WORK TO DO: Pull out every line containing the string "ylabel".

Dataset listings of figures
[Start]

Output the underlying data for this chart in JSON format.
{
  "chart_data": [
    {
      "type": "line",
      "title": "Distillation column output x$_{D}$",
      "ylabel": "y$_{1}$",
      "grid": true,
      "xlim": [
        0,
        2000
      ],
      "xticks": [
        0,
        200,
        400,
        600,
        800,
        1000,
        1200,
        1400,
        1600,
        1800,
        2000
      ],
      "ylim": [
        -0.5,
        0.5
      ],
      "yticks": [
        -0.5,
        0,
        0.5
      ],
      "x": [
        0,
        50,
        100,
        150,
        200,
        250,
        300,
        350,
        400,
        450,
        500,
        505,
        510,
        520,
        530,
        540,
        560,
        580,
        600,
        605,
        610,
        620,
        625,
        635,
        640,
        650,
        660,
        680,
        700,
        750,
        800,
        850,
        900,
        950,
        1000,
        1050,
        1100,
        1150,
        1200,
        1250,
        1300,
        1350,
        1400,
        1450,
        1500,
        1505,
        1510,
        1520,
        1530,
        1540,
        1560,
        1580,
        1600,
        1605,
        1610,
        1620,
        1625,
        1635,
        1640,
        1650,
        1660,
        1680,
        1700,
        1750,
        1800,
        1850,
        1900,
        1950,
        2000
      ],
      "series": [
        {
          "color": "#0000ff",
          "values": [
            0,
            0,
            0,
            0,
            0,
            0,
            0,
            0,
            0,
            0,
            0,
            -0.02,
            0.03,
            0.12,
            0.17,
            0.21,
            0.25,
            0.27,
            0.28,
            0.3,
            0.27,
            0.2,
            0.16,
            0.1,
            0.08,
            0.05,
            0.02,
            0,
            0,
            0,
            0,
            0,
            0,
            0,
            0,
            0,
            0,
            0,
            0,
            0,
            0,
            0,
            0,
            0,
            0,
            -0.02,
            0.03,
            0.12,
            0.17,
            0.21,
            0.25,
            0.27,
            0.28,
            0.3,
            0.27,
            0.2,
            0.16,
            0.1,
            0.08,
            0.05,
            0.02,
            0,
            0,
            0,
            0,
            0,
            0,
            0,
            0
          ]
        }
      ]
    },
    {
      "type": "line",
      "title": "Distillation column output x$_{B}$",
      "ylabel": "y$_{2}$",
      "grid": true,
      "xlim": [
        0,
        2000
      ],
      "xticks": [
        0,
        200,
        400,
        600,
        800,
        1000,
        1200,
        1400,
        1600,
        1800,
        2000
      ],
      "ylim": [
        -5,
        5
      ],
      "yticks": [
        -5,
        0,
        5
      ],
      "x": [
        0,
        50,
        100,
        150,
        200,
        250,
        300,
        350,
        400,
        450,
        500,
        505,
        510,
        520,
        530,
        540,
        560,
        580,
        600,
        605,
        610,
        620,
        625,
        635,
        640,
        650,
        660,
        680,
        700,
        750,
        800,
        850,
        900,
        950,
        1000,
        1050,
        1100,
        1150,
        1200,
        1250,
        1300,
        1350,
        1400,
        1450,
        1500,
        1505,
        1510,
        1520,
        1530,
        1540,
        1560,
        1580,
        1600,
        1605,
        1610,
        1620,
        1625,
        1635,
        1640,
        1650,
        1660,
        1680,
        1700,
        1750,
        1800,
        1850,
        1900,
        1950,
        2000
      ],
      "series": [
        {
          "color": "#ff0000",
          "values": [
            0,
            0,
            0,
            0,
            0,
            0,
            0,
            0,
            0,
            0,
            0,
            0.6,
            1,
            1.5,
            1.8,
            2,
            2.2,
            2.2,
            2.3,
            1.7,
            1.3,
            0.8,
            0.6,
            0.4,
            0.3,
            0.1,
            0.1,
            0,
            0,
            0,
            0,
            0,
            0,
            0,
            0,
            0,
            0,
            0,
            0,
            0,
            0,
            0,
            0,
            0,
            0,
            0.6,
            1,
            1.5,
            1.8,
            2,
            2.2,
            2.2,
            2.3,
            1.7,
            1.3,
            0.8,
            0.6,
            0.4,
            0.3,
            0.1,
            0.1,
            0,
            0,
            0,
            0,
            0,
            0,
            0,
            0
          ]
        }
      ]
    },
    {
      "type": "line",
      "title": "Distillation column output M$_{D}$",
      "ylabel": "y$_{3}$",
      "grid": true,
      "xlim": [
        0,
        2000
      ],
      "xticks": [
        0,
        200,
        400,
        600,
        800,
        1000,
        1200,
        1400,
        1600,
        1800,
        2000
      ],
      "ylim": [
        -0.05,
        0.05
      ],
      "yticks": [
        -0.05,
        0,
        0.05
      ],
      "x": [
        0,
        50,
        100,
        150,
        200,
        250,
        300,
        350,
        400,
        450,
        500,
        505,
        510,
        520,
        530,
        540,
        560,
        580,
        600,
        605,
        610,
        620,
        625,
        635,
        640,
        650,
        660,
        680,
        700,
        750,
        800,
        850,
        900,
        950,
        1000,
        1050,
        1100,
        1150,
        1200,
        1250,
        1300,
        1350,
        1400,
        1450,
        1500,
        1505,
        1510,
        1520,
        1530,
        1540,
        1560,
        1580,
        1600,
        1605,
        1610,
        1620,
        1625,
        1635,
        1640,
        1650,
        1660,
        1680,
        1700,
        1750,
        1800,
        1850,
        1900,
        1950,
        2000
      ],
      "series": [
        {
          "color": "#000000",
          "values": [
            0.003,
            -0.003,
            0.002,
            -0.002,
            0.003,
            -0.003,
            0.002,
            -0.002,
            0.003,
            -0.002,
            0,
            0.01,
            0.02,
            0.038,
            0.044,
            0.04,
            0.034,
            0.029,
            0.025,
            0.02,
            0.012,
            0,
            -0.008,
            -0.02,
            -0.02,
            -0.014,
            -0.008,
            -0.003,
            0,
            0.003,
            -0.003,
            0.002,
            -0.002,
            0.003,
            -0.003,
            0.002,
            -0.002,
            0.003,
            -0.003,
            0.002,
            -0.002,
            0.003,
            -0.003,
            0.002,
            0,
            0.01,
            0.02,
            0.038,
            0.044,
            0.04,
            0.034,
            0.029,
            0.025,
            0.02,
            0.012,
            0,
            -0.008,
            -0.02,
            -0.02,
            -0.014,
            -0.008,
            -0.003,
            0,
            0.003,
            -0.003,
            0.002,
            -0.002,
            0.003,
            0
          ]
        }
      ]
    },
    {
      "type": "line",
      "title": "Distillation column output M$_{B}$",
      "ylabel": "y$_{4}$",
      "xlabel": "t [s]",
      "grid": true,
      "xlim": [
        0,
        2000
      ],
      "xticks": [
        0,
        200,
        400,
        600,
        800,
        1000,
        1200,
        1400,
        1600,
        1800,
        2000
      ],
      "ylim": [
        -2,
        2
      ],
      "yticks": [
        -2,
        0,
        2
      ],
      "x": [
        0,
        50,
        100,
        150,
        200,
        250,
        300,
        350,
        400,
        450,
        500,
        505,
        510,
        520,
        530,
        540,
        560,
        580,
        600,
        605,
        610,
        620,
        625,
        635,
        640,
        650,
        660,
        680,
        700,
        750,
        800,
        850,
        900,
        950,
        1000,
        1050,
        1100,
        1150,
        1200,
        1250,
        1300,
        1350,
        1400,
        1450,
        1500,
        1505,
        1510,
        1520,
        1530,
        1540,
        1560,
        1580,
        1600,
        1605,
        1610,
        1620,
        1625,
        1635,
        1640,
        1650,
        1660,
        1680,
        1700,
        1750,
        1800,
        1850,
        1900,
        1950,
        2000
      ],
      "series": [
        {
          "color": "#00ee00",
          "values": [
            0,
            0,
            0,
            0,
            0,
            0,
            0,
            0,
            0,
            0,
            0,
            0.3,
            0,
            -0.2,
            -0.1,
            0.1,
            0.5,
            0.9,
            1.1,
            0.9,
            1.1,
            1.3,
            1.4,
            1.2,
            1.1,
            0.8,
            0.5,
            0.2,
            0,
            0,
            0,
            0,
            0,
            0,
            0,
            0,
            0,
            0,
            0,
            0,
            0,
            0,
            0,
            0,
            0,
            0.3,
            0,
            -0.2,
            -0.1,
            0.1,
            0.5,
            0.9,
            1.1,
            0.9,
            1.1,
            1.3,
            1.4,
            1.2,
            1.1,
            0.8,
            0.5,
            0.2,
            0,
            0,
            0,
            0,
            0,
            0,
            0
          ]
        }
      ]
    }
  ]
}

[End]

RESULT:
      "ylabel": "y$_{1}$",
      "ylabel": "y$_{2}$",
      "ylabel": "y$_{3}$",
      "ylabel": "y$_{4}$",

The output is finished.